───── Raw data

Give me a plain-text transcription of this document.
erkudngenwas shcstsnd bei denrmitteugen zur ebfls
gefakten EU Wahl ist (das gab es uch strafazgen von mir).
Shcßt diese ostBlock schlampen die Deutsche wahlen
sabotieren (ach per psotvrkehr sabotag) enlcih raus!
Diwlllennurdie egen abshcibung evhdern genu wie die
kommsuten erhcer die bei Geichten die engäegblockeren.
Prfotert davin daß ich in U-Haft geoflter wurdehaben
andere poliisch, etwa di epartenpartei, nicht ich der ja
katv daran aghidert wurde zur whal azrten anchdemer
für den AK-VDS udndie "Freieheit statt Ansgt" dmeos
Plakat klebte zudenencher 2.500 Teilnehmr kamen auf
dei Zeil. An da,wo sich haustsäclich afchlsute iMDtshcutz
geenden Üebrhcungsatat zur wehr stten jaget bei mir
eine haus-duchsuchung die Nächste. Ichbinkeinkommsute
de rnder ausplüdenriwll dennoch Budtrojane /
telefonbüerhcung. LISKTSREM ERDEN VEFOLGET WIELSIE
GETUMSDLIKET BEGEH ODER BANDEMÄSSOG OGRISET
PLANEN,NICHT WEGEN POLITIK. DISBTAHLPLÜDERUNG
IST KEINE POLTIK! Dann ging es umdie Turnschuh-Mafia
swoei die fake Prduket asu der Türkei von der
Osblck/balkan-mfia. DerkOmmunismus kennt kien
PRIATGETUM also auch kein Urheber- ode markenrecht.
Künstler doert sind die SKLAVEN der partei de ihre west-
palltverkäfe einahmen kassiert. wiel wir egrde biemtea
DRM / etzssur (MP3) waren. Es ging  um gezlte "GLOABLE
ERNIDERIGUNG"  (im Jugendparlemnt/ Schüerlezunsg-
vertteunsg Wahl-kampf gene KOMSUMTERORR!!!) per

──────────

▸ Task objective: Print the entries once more, identical in every line.

▸ Final answer:
Give me a plain-text transcription of this document.
erkudngenwas shcstsnd bei denrmitteugen zur ebfls
gefakten EU Wahl ist (das gab es uch strafazgen von mir).
Shcßt diese ostBlock schlampen die Deutsche wahlen
sabotieren (ach per psotvrkehr sabotag) enlcih raus!
Diwlllennurdie egen abshcibung evhdern genu wie die
kommsuten erhcer die bei Geichten die engäegblockeren.
Prfotert davin daß ich in U-Haft geoflter wurdehaben
andere poliisch, etwa di epartenpartei, nicht ich der ja
katv daran aghidert wurde zur whal azrten anchdemer
für den AK-VDS udndie "Freieheit statt Ansgt" dmeos
Plakat klebte zudenencher 2.500 Teilnehmr kamen auf
dei Zeil. An da,wo sich haustsäclich afchlsute iMDtshcutz
geenden Üebrhcungsatat zur wehr stten jaget bei mir
eine haus-duchsuchung die Nächste. Ichbinkeinkommsute
de rnder ausplüdenriwll dennoch Budtrojane /
telefonbüerhcung. LISKTSREM ERDEN VEFOLGET WIELSIE
GETUMSDLIKET BEGEH ODER BANDEMÄSSOG OGRISET
PLANEN,NICHT WEGEN POLITIK. DISBTAHLPLÜDERUNG
IST KEINE POLTIK! Dann ging es umdie Turnschuh-Mafia
swoei die fake Prduket asu der Türkei von der
Osblck/balkan-mfia. DerkOmmunismus kennt kien
PRIATGETUM also auch kein Urheber- ode markenrecht.
Künstler doert sind die SKLAVEN der partei de ihre west-
palltverkäfe einahmen kassiert. wiel wir egrde biemtea
DRM / etzssur (MP3) waren. Es ging  um gezlte "GLOABLE
ERNIDERIGUNG"  (im Jugendparlemnt/ Schüerlezunsg-
vertteunsg Wahl-kampf gene KOMSUMTERORR!!!) per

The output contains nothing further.